◆ **What needs to be done**
Return the material below in full and exactly.

Records from a dataset
==================================================

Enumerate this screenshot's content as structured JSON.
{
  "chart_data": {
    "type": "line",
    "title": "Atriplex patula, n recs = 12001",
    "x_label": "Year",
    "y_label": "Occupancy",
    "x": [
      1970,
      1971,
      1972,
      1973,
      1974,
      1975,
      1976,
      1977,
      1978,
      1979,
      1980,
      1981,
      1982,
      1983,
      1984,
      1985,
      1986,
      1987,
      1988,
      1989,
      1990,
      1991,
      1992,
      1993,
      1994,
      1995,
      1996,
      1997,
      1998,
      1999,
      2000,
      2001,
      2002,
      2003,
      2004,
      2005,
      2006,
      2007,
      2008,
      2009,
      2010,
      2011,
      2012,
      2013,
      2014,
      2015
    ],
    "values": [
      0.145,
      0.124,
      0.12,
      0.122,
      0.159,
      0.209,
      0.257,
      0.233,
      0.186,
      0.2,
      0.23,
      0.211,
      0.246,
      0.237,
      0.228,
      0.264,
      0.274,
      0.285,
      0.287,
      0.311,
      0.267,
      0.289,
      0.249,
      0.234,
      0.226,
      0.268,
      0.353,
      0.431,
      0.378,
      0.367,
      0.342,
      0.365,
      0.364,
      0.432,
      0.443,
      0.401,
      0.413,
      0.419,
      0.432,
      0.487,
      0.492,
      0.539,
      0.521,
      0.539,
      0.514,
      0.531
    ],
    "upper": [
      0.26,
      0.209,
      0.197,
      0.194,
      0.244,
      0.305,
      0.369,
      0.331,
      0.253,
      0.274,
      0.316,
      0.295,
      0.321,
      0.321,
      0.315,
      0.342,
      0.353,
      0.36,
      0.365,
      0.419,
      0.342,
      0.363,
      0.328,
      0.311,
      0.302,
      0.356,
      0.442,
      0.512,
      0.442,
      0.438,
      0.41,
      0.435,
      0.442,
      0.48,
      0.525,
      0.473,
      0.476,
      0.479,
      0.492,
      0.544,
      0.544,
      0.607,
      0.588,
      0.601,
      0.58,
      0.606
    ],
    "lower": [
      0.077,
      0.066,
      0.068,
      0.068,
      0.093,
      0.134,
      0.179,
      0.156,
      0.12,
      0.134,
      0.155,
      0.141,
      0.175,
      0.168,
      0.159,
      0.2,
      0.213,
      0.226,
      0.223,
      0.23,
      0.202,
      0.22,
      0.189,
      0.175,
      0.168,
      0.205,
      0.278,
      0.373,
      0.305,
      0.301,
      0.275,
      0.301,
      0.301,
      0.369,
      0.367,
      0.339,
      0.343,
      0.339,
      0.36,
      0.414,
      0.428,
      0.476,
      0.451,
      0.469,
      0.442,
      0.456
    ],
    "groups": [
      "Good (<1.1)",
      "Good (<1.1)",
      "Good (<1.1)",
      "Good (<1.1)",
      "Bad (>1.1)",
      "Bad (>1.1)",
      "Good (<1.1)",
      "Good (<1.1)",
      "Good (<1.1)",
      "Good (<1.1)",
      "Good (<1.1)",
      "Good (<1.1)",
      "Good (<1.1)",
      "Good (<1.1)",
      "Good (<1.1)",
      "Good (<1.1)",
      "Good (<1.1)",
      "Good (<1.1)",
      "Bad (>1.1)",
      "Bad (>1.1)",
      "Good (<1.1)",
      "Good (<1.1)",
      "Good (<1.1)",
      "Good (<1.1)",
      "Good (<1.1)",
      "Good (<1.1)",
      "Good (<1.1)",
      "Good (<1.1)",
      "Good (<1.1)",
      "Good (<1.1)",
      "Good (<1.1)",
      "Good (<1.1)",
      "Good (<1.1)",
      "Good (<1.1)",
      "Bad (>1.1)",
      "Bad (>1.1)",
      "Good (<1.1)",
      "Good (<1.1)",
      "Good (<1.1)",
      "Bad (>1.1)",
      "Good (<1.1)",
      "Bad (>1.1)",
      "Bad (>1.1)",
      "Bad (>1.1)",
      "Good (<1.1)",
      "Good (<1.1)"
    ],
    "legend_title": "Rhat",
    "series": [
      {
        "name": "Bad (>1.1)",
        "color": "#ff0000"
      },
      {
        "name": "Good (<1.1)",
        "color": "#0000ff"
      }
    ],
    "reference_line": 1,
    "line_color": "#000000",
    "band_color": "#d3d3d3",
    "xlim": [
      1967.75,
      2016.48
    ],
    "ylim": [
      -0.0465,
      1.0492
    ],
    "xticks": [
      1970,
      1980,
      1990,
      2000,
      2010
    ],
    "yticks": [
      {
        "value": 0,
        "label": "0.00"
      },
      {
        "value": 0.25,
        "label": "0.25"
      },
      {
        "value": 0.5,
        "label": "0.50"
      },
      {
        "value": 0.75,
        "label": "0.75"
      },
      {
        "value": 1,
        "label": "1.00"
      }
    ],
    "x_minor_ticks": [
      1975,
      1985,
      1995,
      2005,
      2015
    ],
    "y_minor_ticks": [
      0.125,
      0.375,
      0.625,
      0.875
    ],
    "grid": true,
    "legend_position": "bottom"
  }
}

==================================================

◆ **Exercise answer**
Enumerate this screenshot's content as structured JSON.
{
  "chart_data": {
    "type": "line",
    "title": "Atriplex patula, n recs = 12001",
    "x_label": "Year",
    "y_label": "Occupancy",
    "x": [
      1970,
      1971,
      1972,
      1973,
      1974,
      1975,
      1976,
      1977,
      1978,
      1979,
      1980,
      1981,
      1982,
      1983,
      1984,
      1985,
      1986,
      1987,
      1988,
      1989,
      1990,
      1991,
      1992,
      1993,
      1994,
      1995,
      1996,
      1997,
      1998,
      1999,
      2000,
      2001,
      2002,
      2003,
      2004,
      2005,
      2006,
      2007,
      2008,
      2009,
      2010,
      2011,
      2012,
      2013,
      2014,
      2015
    ],
    "values": [
      0.145,
      0.124,
      0.12,
      0.122,
      0.159,
      0.209,
      0.257,
      0.233,
      0.186,
      0.2,
      0.23,
      0.211,
      0.246,
      0.237,
      0.228,
      0.264,
      0.274,
      0.285,
      0.287,
      0.311,
      0.267,
      0.289,
      0.249,
      0.234,
      0.226,
      0.268,
      0.353,
      0.431,
      0.378,
      0.367,
      0.342,
      0.365,
      0.364,
      0.432,
      0.443,
      0.401,
      0.413,
      0.419,
      0.432,
      0.487,
      0.492,
      0.539,
      0.521,
      0.539,
      0.514,
      0.531
    ],
    "upper": [
      0.26,
      0.209,
      0.197,
      0.194,
      0.244,
      0.305,
      0.369,
      0.331,
      0.253,
      0.274,
      0.316,
      0.295,
      0.321,
      0.321,
      0.315,
      0.342,
      0.353,
      0.36,
      0.365,
      0.419,
      0.342,
      0.363,
      0.328,
      0.311,
      0.302,
      0.356,
      0.442,
      0.512,
      0.442,
      0.438,
      0.41,
      0.435,
      0.442,
      0.48,
      0.525,
      0.473,
      0.476,
      0.479,
      0.492,
      0.544,
      0.544,
      0.607,
      0.588,
      0.601,
      0.58,
      0.606
    ],
    "lower": [
      0.077,
      0.066,
      0.068,
      0.068,
      0.093,
      0.134,
      0.179,
      0.156,
      0.12,
      0.134,
      0.155,
      0.141,
      0.175,
      0.168,
      0.159,
      0.2,
      0.213,
      0.226,
      0.223,
      0.23,
      0.202,
      0.22,
      0.189,
      0.175,
      0.168,
      0.205,
      0.278,
      0.373,
      0.305,
      0.301,
      0.275,
      0.301,
      0.301,
      0.369,
      0.367,
      0.339,
      0.343,
      0.339,
      0.36,
      0.414,
      0.428,
      0.476,
      0.451,
      0.469,
      0.442,
      0.456
    ],
    "groups": [
      "Good (<1.1)",
      "Good (<1.1)",
      "Good (<1.1)",
      "Good (<1.1)",
      "Bad (>1.1)",
      "Bad (>1.1)",
      "Good (<1.1)",
      "Good (<1.1)",
      "Good (<1.1)",
      "Good (<1.1)",
      "Good (<1.1)",
      "Good (<1.1)",
      "Good (<1.1)",
      "Good (<1.1)",
      "Good (<1.1)",
      "Good (<1.1)",
      "Good (<1.1)",
      "Good (<1.1)",
      "Bad (>1.1)",
      "Bad (>1.1)",
      "Good (<1.1)",
      "Good (<1.1)",
      "Good (<1.1)",
      "Good (<1.1)",
      "Good (<1.1)",
      "Good (<1.1)",
      "Good (<1.1)",
      "Good (<1.1)",
      "Good (<1.1)",
      "Good (<1.1)",
      "Good (<1.1)",
      "Good (<1.1)",
      "Good (<1.1)",
      "Good (<1.1)",
      "Bad (>1.1)",
      "Bad (>1.1)",
      "Good (<1.1)",
      "Good (<1.1)",
      "Good (<1.1)",
      "Bad (>1.1)",
      "Good (<1.1)",
      "Bad (>1.1)",
      "Bad (>1.1)",
      "Bad (>1.1)",
      "Good (<1.1)",
      "Good (<1.1)"
    ],
    "legend_title": "Rhat",
    "series": [
      {
        "name": "Bad (>1.1)",
        "color": "#ff0000"
      },
      {
        "name": "Good (<1.1)",
        "color": "#0000ff"
      }
    ],
    "reference_line": 1,
    "line_color": "#000000",
    "band_color": "#d3d3d3",
    "xlim": [
      1967.75,
      2016.48
    ],
    "ylim": [
      -0.0465,
      1.0492
    ],
    "xticks": [
      1970,
      1980,
      1990,
      2000,
      2010
    ],
    "yticks": [
      {
        "value": 0,
        "label": "0.00"
      },
      {
        "value": 0.25,
        "label": "0.25"
      },
      {
        "value": 0.5,
        "label": "0.50"
      },
      {
        "value": 0.75,
        "label": "0.75"
      },
      {
        "value": 1,
        "label": "1.00"
      }
    ],
    "x_minor_ticks": [
      1975,
      1985,
      1995,
      2005,
      2015
    ],
    "y_minor_ticks": [
      0.125,
      0.375,
      0.625,
      0.875
    ],
    "grid": true,
    "legend_position": "bottom"
  }
}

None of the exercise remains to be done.